→ REQUIRED TASK: Identify each line containing the word "object" and copy it.

→ Entries from a dataset:

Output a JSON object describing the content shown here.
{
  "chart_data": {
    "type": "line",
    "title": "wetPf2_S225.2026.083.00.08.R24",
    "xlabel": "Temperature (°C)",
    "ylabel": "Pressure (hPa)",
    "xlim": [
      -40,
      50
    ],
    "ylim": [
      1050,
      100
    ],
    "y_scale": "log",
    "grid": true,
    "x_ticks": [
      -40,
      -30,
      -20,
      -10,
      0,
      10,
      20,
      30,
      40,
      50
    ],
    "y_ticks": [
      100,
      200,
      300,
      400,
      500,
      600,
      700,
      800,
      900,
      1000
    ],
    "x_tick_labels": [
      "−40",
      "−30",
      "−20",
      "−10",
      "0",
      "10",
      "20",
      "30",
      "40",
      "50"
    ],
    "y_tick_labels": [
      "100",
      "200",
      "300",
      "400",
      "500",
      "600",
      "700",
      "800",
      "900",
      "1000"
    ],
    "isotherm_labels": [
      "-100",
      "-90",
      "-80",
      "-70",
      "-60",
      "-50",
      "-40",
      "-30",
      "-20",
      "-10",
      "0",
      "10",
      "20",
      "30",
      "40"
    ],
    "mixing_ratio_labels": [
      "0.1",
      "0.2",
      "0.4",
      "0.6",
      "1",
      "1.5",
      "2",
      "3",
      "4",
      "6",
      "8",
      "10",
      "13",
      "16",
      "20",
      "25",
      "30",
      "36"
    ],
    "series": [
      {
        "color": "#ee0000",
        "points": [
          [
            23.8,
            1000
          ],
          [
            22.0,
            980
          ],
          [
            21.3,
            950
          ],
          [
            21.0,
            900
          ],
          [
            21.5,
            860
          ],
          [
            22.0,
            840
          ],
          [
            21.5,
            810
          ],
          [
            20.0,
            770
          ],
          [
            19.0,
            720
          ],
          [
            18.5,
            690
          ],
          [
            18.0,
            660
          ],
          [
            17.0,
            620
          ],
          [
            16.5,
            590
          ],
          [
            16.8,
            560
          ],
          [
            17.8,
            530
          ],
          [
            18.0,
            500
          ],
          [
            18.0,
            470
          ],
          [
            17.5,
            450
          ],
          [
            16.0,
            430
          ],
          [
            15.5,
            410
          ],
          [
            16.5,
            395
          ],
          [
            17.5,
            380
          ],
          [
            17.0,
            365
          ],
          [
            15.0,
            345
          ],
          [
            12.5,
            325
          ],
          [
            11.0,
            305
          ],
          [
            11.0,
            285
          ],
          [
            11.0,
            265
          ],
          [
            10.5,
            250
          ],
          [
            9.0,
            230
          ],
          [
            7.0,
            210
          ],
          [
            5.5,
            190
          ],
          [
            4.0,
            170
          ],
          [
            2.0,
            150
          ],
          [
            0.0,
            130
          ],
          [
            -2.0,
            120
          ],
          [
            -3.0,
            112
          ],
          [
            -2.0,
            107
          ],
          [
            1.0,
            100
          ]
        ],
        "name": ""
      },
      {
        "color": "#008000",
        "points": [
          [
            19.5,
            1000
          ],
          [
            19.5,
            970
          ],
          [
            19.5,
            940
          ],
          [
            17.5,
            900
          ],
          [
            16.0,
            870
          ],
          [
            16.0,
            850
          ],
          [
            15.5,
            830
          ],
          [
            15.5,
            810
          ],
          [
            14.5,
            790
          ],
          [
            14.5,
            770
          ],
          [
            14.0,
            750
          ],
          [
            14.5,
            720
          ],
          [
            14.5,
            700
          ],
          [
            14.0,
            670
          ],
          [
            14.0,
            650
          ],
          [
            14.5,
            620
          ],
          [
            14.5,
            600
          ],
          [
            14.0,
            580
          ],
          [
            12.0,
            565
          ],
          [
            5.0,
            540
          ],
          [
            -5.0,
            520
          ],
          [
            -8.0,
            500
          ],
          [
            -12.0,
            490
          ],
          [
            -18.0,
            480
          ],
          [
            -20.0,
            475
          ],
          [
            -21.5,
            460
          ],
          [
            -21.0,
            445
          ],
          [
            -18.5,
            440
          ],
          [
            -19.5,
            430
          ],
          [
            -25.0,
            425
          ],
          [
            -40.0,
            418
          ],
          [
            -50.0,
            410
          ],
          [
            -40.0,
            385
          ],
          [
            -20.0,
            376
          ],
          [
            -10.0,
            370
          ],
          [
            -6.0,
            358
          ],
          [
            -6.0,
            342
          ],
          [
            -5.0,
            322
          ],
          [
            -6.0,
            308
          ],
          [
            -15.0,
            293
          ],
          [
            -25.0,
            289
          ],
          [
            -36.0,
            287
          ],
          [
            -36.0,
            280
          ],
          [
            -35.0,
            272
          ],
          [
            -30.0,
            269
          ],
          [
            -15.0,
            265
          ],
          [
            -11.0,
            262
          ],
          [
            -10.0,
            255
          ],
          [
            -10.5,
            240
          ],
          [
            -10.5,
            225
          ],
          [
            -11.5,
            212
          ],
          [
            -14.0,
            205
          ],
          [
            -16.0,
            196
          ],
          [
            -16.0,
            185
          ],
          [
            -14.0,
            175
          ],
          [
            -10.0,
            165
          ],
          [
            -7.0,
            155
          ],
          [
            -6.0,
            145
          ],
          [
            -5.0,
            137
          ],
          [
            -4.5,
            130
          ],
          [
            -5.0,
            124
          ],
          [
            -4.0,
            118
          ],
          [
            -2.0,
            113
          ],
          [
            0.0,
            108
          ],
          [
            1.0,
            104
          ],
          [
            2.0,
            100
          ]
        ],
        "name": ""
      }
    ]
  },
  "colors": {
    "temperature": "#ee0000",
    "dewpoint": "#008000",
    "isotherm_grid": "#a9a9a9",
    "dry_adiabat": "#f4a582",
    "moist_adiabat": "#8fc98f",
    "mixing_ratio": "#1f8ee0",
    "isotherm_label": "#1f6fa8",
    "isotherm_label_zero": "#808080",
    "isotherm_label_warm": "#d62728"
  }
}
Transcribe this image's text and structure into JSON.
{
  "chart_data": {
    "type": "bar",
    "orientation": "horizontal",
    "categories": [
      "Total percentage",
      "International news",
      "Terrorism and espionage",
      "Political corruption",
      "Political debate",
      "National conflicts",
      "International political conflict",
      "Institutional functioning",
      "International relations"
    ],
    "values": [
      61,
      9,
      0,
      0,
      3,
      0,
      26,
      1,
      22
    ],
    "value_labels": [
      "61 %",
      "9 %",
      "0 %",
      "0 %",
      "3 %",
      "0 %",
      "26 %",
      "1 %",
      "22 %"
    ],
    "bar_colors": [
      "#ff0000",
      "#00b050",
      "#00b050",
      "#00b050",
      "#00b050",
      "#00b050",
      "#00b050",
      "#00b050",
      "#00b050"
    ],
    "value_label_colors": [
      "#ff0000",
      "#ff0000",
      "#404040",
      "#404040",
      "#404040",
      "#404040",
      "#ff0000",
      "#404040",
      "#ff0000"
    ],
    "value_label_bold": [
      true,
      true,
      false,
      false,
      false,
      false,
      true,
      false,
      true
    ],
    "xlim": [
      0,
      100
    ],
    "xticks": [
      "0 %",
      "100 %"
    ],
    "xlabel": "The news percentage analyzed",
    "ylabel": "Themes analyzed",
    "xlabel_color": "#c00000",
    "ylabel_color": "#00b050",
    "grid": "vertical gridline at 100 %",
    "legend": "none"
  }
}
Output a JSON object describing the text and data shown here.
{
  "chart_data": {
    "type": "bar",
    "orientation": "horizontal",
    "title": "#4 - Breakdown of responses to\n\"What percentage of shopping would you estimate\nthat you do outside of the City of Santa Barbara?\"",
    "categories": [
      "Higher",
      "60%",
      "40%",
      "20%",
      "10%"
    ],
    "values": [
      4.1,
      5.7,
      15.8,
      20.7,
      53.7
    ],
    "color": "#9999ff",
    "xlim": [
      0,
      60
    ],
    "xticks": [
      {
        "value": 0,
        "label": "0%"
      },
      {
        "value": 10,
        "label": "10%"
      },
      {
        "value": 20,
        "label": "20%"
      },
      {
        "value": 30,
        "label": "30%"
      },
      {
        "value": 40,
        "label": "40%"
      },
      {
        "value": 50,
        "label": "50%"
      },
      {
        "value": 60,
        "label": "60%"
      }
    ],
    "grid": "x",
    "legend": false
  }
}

→ RESULT:
Output a JSON object describing the content shown here.
Output a JSON object describing the text and data shown here.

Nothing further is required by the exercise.